• EXERCISE
Filter the listing and keep only the lines with the word "true".

• SOURCE RECORDS

══════

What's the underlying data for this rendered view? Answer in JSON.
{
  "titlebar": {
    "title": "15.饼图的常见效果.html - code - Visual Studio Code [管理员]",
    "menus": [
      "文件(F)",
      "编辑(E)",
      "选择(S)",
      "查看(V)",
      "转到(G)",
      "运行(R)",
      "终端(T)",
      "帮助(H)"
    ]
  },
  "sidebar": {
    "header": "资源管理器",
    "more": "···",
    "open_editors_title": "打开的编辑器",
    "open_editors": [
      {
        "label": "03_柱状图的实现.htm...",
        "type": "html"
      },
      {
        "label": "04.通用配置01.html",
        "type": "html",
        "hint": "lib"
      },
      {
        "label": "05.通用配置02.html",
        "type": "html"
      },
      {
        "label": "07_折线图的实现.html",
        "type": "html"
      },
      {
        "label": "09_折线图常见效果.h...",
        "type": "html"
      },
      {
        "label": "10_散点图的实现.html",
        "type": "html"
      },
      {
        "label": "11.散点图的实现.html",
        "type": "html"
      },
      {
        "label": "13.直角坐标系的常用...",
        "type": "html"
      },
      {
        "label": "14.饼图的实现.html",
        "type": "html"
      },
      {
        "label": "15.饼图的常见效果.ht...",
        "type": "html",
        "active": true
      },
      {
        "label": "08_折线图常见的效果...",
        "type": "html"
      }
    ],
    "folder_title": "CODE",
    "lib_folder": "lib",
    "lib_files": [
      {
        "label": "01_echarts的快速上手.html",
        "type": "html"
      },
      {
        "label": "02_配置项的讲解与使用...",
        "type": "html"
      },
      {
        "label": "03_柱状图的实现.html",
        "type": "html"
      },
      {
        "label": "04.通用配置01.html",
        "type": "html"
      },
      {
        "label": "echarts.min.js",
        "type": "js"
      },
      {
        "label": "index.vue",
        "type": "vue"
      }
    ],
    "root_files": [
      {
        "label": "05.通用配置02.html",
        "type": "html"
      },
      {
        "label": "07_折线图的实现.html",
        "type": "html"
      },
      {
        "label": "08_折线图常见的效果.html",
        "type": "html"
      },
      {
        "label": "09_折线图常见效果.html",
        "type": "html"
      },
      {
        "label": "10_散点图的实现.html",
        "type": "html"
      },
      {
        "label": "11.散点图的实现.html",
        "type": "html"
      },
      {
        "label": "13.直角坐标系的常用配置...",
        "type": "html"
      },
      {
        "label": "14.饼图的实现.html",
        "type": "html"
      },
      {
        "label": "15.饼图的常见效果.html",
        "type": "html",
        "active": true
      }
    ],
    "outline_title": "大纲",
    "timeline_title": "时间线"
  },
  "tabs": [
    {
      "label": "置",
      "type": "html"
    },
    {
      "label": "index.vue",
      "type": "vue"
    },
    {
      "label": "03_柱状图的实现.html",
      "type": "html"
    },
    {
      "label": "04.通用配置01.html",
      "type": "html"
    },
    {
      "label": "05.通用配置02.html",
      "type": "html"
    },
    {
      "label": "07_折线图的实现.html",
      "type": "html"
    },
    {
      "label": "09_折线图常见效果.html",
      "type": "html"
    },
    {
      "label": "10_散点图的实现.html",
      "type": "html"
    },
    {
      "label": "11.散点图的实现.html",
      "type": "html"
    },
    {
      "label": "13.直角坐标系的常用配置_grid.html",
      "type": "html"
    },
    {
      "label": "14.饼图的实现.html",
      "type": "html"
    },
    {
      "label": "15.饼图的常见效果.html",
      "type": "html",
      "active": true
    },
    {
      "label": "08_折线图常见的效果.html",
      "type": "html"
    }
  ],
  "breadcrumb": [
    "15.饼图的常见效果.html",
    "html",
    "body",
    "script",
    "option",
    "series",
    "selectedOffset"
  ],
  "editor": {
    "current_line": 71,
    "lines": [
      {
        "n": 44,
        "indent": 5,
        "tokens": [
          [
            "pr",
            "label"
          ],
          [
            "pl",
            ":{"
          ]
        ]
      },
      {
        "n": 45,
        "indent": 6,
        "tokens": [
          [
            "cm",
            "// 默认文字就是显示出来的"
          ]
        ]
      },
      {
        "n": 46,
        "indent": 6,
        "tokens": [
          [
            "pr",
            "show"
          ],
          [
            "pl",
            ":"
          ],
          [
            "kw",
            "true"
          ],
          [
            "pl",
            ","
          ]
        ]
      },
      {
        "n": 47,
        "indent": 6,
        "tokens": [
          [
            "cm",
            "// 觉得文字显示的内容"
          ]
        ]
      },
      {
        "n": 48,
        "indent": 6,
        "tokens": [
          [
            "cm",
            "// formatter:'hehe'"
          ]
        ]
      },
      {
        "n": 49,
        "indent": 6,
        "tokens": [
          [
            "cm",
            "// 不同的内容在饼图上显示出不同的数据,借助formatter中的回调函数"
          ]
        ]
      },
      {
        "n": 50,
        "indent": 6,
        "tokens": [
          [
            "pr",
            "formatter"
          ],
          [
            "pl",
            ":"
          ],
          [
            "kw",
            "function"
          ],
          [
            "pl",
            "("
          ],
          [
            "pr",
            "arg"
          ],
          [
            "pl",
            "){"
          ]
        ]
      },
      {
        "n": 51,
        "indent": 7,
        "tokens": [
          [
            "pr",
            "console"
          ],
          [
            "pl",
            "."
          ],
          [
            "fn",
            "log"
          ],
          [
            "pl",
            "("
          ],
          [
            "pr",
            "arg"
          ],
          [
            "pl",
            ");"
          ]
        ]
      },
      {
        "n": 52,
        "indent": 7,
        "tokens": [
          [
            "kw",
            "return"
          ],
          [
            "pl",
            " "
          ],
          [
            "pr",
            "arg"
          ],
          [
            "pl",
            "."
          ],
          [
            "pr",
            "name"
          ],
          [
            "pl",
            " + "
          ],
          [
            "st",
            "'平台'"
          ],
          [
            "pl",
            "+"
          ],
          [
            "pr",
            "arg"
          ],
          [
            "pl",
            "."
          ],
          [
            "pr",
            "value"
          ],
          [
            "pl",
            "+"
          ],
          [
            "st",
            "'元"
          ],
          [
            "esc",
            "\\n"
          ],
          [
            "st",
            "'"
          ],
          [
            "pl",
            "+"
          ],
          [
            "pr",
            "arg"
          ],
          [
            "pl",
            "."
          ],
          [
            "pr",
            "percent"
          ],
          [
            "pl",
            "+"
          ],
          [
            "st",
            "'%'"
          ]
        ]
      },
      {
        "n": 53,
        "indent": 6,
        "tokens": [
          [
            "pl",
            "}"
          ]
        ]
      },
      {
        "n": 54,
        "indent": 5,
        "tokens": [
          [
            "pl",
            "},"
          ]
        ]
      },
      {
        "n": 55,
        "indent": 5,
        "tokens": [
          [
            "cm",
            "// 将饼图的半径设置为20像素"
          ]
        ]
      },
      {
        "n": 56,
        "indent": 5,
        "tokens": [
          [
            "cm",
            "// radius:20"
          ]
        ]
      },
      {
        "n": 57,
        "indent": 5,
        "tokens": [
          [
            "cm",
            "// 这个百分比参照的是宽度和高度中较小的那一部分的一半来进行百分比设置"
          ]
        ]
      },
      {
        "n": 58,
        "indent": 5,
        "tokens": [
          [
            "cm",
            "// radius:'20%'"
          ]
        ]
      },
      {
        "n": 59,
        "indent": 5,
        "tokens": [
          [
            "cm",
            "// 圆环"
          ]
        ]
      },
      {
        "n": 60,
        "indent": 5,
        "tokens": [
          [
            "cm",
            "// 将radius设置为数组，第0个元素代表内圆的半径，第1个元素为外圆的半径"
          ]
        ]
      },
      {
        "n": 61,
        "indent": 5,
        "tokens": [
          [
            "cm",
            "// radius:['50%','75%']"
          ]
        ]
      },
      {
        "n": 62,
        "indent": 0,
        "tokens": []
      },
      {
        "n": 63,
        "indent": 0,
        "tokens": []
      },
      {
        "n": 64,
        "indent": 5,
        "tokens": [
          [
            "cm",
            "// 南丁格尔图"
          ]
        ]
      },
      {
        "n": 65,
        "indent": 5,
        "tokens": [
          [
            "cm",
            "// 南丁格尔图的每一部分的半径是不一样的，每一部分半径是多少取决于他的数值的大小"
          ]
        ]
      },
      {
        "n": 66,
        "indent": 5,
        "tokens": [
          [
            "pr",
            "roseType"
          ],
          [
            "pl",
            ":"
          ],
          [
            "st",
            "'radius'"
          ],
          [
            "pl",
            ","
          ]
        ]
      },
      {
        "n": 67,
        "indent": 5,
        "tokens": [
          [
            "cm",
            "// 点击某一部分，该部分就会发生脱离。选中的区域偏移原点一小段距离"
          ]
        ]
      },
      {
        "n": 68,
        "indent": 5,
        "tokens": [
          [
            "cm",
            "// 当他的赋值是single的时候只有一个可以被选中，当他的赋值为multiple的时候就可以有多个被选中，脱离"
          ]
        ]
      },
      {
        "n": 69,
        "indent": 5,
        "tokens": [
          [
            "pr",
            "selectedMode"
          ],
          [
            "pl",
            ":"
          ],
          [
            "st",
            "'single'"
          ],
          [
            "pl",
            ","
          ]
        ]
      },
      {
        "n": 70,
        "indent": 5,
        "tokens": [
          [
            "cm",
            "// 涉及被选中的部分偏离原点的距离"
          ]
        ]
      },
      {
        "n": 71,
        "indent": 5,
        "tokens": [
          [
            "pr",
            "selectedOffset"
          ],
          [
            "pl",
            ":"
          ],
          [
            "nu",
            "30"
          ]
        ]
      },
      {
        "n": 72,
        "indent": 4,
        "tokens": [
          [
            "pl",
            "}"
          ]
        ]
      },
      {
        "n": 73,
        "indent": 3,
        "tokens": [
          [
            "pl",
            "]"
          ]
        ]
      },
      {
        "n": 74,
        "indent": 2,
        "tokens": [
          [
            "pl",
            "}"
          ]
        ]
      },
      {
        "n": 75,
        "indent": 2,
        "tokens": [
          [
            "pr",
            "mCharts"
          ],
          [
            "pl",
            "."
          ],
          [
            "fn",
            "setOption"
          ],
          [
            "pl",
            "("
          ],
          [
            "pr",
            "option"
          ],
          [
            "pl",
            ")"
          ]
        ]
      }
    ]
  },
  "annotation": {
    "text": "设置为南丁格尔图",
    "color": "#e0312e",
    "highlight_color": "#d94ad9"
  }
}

══════

• EXERCISE ANSWER
        "active": true
        "active": true
      "active": true
            "true"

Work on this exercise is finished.